(Records from a collection)
--- BEGIN ---
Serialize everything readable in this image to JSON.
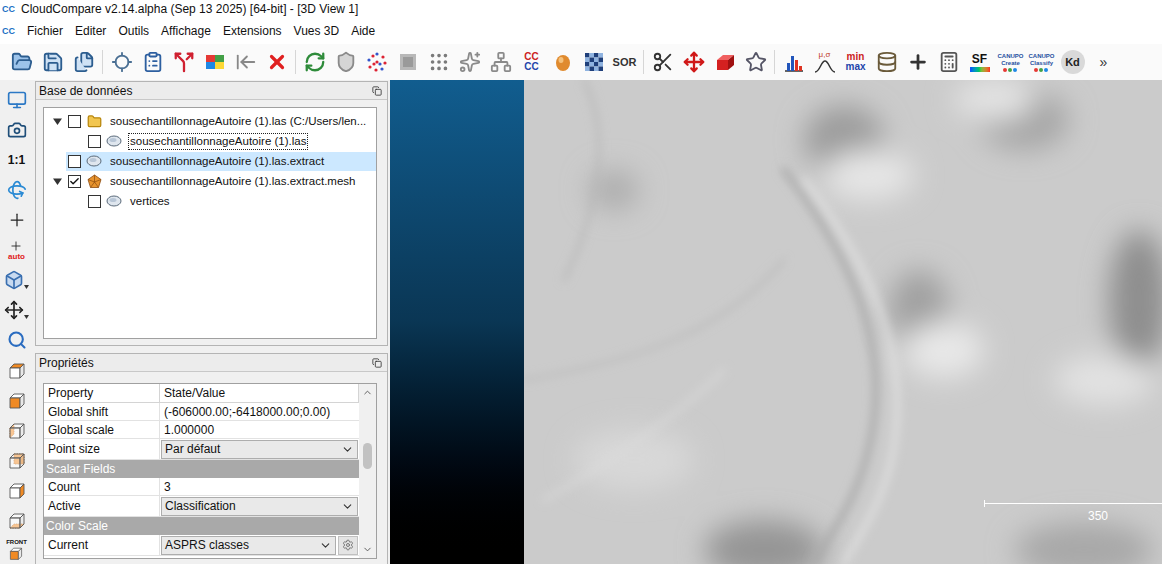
{
  "window": {
    "title": "CloudCompare v2.14.alpha (Sep 13 2025) [64-bit] - [3D View 1]",
    "logo": "CC"
  },
  "menu_bar": {
    "logo": "CC",
    "items": [
      "Fichier",
      "Editer",
      "Outils",
      "Affichage",
      "Extensions",
      "Vues 3D",
      "Aide"
    ]
  },
  "toolbar": [
    {
      "kind": "open"
    },
    {
      "kind": "save"
    },
    {
      "kind": "save-all"
    },
    {
      "kind": "separator"
    },
    {
      "kind": "sensor"
    },
    {
      "kind": "properties"
    },
    {
      "kind": "clone"
    },
    {
      "kind": "colors"
    },
    {
      "kind": "merge"
    },
    {
      "kind": "delete"
    },
    {
      "kind": "separator"
    },
    {
      "kind": "register"
    },
    {
      "kind": "normals"
    },
    {
      "kind": "sample"
    },
    {
      "kind": "rasterize"
    },
    {
      "kind": "subsample"
    },
    {
      "kind": "noise"
    },
    {
      "kind": "delaunay"
    },
    {
      "kind": "stack",
      "lines": [
        "CC",
        "CC"
      ]
    },
    {
      "kind": "blob"
    },
    {
      "kind": "checker"
    },
    {
      "kind": "text",
      "label": "SOR"
    },
    {
      "kind": "separator"
    },
    {
      "kind": "segment"
    },
    {
      "kind": "translate"
    },
    {
      "kind": "box"
    },
    {
      "kind": "pick"
    },
    {
      "kind": "separator"
    },
    {
      "kind": "histogram"
    },
    {
      "kind": "stat",
      "label": "μ,σ"
    },
    {
      "kind": "stack",
      "lines": [
        "min",
        "max"
      ]
    },
    {
      "kind": "filter"
    },
    {
      "kind": "plus"
    },
    {
      "kind": "calculator"
    },
    {
      "kind": "sf",
      "label": "SF"
    },
    {
      "kind": "plugin",
      "lines": [
        "CANUPO",
        "Create"
      ]
    },
    {
      "kind": "plugin",
      "lines": [
        "CANUPO",
        "Classify"
      ]
    },
    {
      "kind": "kd",
      "label": "Kd"
    },
    {
      "kind": "more",
      "label": "»"
    }
  ],
  "side_toolbar": [
    {
      "kind": "display"
    },
    {
      "kind": "camera"
    },
    {
      "kind": "text",
      "label": "1:1"
    },
    {
      "kind": "orbit"
    },
    {
      "kind": "pivot"
    },
    {
      "kind": "pivot-auto",
      "label": "auto"
    },
    {
      "kind": "projection"
    },
    {
      "kind": "interaction"
    },
    {
      "kind": "zoom"
    },
    {
      "kind": "view-top"
    },
    {
      "kind": "view-front"
    },
    {
      "kind": "view-left"
    },
    {
      "kind": "view-back"
    },
    {
      "kind": "view-right"
    },
    {
      "kind": "view-bottom"
    },
    {
      "kind": "view-iso",
      "label": "FRONT"
    }
  ],
  "db_panel": {
    "title": "Base de données",
    "tree": [
      {
        "label": "sousechantillonnageAutoire (1).las (C:/Users/len...",
        "kind": "folder",
        "checked": false,
        "selected": false,
        "focused": false,
        "expanded": true,
        "children": [
          {
            "label": "sousechantillonnageAutoire (1).las",
            "kind": "cloud",
            "checked": false,
            "selected": false,
            "focused": true,
            "children": []
          }
        ]
      },
      {
        "label": "sousechantillonnageAutoire (1).las.extract",
        "kind": "cloud",
        "checked": false,
        "selected": true,
        "focused": false,
        "children": []
      },
      {
        "label": "sousechantillonnageAutoire (1).las.extract.mesh",
        "kind": "mesh",
        "checked": true,
        "selected": false,
        "focused": false,
        "expanded": true,
        "children": [
          {
            "label": "vertices",
            "kind": "cloud",
            "checked": false,
            "selected": false,
            "focused": false,
            "children": []
          }
        ]
      }
    ]
  },
  "properties_panel": {
    "title": "Propriétés",
    "columns": [
      "Property",
      "State/Value"
    ],
    "scroll_level": 0.3,
    "rows": [
      {
        "kind": "text",
        "property": "Global shift",
        "value": "(-606000.00;-6418000.00;0.00)"
      },
      {
        "kind": "text",
        "property": "Global scale",
        "value": "1.000000"
      },
      {
        "kind": "select",
        "property": "Point size",
        "value": "Par défaut"
      },
      {
        "kind": "section",
        "label": "Scalar Fields"
      },
      {
        "kind": "text",
        "property": "Count",
        "value": "3"
      },
      {
        "kind": "select",
        "property": "Active",
        "value": "Classification"
      },
      {
        "kind": "section",
        "label": "Color Scale"
      },
      {
        "kind": "select-gear",
        "property": "Current",
        "value": "ASPRS classes"
      }
    ]
  },
  "view": {
    "scale_bar": {
      "label": "350"
    }
  }
}
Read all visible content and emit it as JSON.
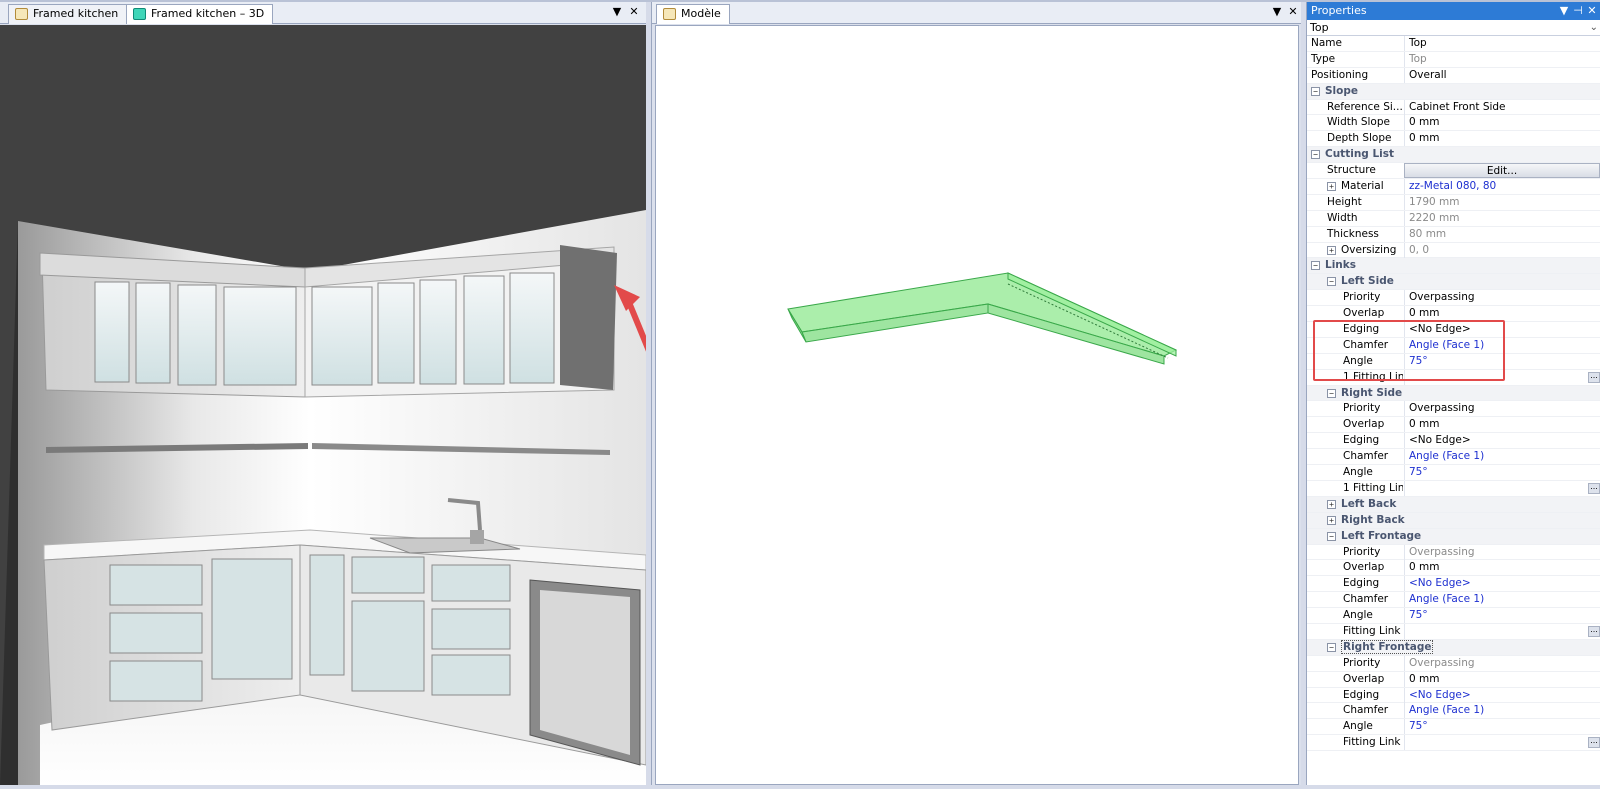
--- END ---
§ **Directive**: Output an exact copy of the material, with the pictures removed.

§ **Problem solution**:
Serialize everything readable in this image to JSON.
{
  "window": {
    "title": "CloudCompare v2.14.alpha (Sep 13 2025) [64-bit] - [3D View 1]",
    "logo": "CC"
  },
  "menu_bar": {
    "logo": "CC",
    "items": [
      "Fichier",
      "Editer",
      "Outils",
      "Affichage",
      "Extensions",
      "Vues 3D",
      "Aide"
    ]
  },
  "toolbar": [
    {
      "kind": "open"
    },
    {
      "kind": "save"
    },
    {
      "kind": "save-all"
    },
    {
      "kind": "separator"
    },
    {
      "kind": "sensor"
    },
    {
      "kind": "properties"
    },
    {
      "kind": "clone"
    },
    {
      "kind": "colors"
    },
    {
      "kind": "merge"
    },
    {
      "kind": "delete"
    },
    {
      "kind": "separator"
    },
    {
      "kind": "register"
    },
    {
      "kind": "normals"
    },
    {
      "kind": "sample"
    },
    {
      "kind": "rasterize"
    },
    {
      "kind": "subsample"
    },
    {
      "kind": "noise"
    },
    {
      "kind": "delaunay"
    },
    {
      "kind": "stack",
      "lines": [
        "CC",
        "CC"
      ]
    },
    {
      "kind": "blob"
    },
    {
      "kind": "checker"
    },
    {
      "kind": "text",
      "label": "SOR"
    },
    {
      "kind": "separator"
    },
    {
      "kind": "segment"
    },
    {
      "kind": "translate"
    },
    {
      "kind": "box"
    },
    {
      "kind": "pick"
    },
    {
      "kind": "separator"
    },
    {
      "kind": "histogram"
    },
    {
      "kind": "stat",
      "label": "μ,σ"
    },
    {
      "kind": "stack",
      "lines": [
        "min",
        "max"
      ]
    },
    {
      "kind": "filter"
    },
    {
      "kind": "plus"
    },
    {
      "kind": "calculator"
    },
    {
      "kind": "sf",
      "label": "SF"
    },
    {
      "kind": "plugin",
      "lines": [
        "CANUPO",
        "Create"
      ]
    },
    {
      "kind": "plugin",
      "lines": [
        "CANUPO",
        "Classify"
      ]
    },
    {
      "kind": "kd",
      "label": "Kd"
    },
    {
      "kind": "more",
      "label": "»"
    }
  ],
  "side_toolbar": [
    {
      "kind": "display"
    },
    {
      "kind": "camera"
    },
    {
      "kind": "text",
      "label": "1:1"
    },
    {
      "kind": "orbit"
    },
    {
      "kind": "pivot"
    },
    {
      "kind": "pivot-auto",
      "label": "auto"
    },
    {
      "kind": "projection"
    },
    {
      "kind": "interaction"
    },
    {
      "kind": "zoom"
    },
    {
      "kind": "view-top"
    },
    {
      "kind": "view-front"
    },
    {
      "kind": "view-left"
    },
    {
      "kind": "view-back"
    },
    {
      "kind": "view-right"
    },
    {
      "kind": "view-bottom"
    },
    {
      "kind": "view-iso",
      "label": "FRONT"
    }
  ],
  "db_panel": {
    "title": "Base de données",
    "tree": [
      {
        "label": "sousechantillonnageAutoire (1).las (C:/Users/len...",
        "kind": "folder",
        "checked": false,
        "selected": false,
        "focused": false,
        "expanded": true,
        "children": [
          {
            "label": "sousechantillonnageAutoire (1).las",
            "kind": "cloud",
            "checked": false,
            "selected": false,
            "focused": true,
            "children": []
          }
        ]
      },
      {
        "label": "sousechantillonnageAutoire (1).las.extract",
        "kind": "cloud",
        "checked": false,
        "selected": true,
        "focused": false,
        "children": []
      },
      {
        "label": "sousechantillonnageAutoire (1).las.extract.mesh",
        "kind": "mesh",
        "checked": true,
        "selected": false,
        "focused": false,
        "expanded": true,
        "children": [
          {
            "label": "vertices",
            "kind": "cloud",
            "checked": false,
            "selected": false,
            "focused": false,
            "children": []
          }
        ]
      }
    ]
  },
  "properties_panel": {
    "title": "Propriétés",
    "columns": [
      "Property",
      "State/Value"
    ],
    "scroll_level": 0.3,
    "rows": [
      {
        "kind": "text",
        "property": "Global shift",
        "value": "(-606000.00;-6418000.00;0.00)"
      },
      {
        "kind": "text",
        "property": "Global scale",
        "value": "1.000000"
      },
      {
        "kind": "select",
        "property": "Point size",
        "value": "Par défaut"
      },
      {
        "kind": "section",
        "label": "Scalar Fields"
      },
      {
        "kind": "text",
        "property": "Count",
        "value": "3"
      },
      {
        "kind": "select",
        "property": "Active",
        "value": "Classification"
      },
      {
        "kind": "section",
        "label": "Color Scale"
      },
      {
        "kind": "select-gear",
        "property": "Current",
        "value": "ASPRS classes"
      }
    ]
  },
  "view": {
    "scale_bar": {
      "label": "350"
    }
  }
}
Read all visible content and emit it as JSON.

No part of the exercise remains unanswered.